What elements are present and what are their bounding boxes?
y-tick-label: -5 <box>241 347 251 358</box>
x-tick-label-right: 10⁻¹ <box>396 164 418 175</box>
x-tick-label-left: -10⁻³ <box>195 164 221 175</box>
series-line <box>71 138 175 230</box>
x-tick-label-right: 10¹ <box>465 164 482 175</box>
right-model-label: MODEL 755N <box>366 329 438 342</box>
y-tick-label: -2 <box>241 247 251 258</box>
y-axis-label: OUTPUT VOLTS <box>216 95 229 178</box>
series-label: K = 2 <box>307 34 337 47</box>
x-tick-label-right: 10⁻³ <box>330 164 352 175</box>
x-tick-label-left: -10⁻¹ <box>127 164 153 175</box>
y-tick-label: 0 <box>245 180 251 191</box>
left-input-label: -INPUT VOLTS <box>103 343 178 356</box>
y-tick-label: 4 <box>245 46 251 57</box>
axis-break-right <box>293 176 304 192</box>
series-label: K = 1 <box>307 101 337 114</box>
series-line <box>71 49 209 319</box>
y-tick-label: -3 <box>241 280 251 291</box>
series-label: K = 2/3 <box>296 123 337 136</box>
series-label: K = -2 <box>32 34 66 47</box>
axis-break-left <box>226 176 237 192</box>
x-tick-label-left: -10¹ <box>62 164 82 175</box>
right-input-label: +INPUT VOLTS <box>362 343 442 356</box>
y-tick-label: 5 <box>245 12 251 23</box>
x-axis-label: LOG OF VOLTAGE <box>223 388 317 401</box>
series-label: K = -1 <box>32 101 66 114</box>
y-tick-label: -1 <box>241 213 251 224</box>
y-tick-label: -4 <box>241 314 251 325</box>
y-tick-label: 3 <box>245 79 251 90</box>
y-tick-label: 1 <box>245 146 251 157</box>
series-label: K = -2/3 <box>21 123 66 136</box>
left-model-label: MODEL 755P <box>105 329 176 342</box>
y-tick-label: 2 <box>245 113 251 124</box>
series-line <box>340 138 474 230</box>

━━━

Edit the records above so that every "INPUT VOLTS" reads "INPUT VOLTAGE", and keep every other line unchanged.

What elements are present and what are their bounding boxes?
y-tick-label: -5 <box>241 347 251 358</box>
x-tick-label-right: 10⁻¹ <box>396 164 418 175</box>
x-tick-label-left: -10⁻³ <box>195 164 221 175</box>
series-line <box>71 138 175 230</box>
x-tick-label-right: 10¹ <box>465 164 482 175</box>
right-model-label: MODEL 755N <box>366 329 438 342</box>
y-tick-label: -2 <box>241 247 251 258</box>
y-axis-label: OUTPUT VOLTS <box>216 95 229 178</box>
series-label: K = 2 <box>307 34 337 47</box>
x-tick-label-right: 10⁻³ <box>330 164 352 175</box>
x-tick-label-left: -10⁻¹ <box>127 164 153 175</box>
y-tick-label: 0 <box>245 180 251 191</box>
left-input-label: -INPUT VOLTAGE <box>103 343 178 356</box>
y-tick-label: 4 <box>245 46 251 57</box>
axis-break-right <box>293 176 304 192</box>
series-label: K = 1 <box>307 101 337 114</box>
series-line <box>71 49 209 319</box>
y-tick-label: -3 <box>241 280 251 291</box>
series-label: K = 2/3 <box>296 123 337 136</box>
series-label: K = -2 <box>32 34 66 47</box>
axis-break-left <box>226 176 237 192</box>
x-tick-label-left: -10¹ <box>62 164 82 175</box>
right-input-label: +INPUT VOLTAGE <box>362 343 442 356</box>
y-tick-label: 5 <box>245 12 251 23</box>
x-axis-label: LOG OF VOLTAGE <box>223 388 317 401</box>
series-label: K = -1 <box>32 101 66 114</box>
y-tick-label: -1 <box>241 213 251 224</box>
y-tick-label: -4 <box>241 314 251 325</box>
y-tick-label: 3 <box>245 79 251 90</box>
y-tick-label: 1 <box>245 146 251 157</box>
series-label: K = -2/3 <box>21 123 66 136</box>
left-model-label: MODEL 755P <box>105 329 176 342</box>
y-tick-label: 2 <box>245 113 251 124</box>
series-line <box>340 138 474 230</box>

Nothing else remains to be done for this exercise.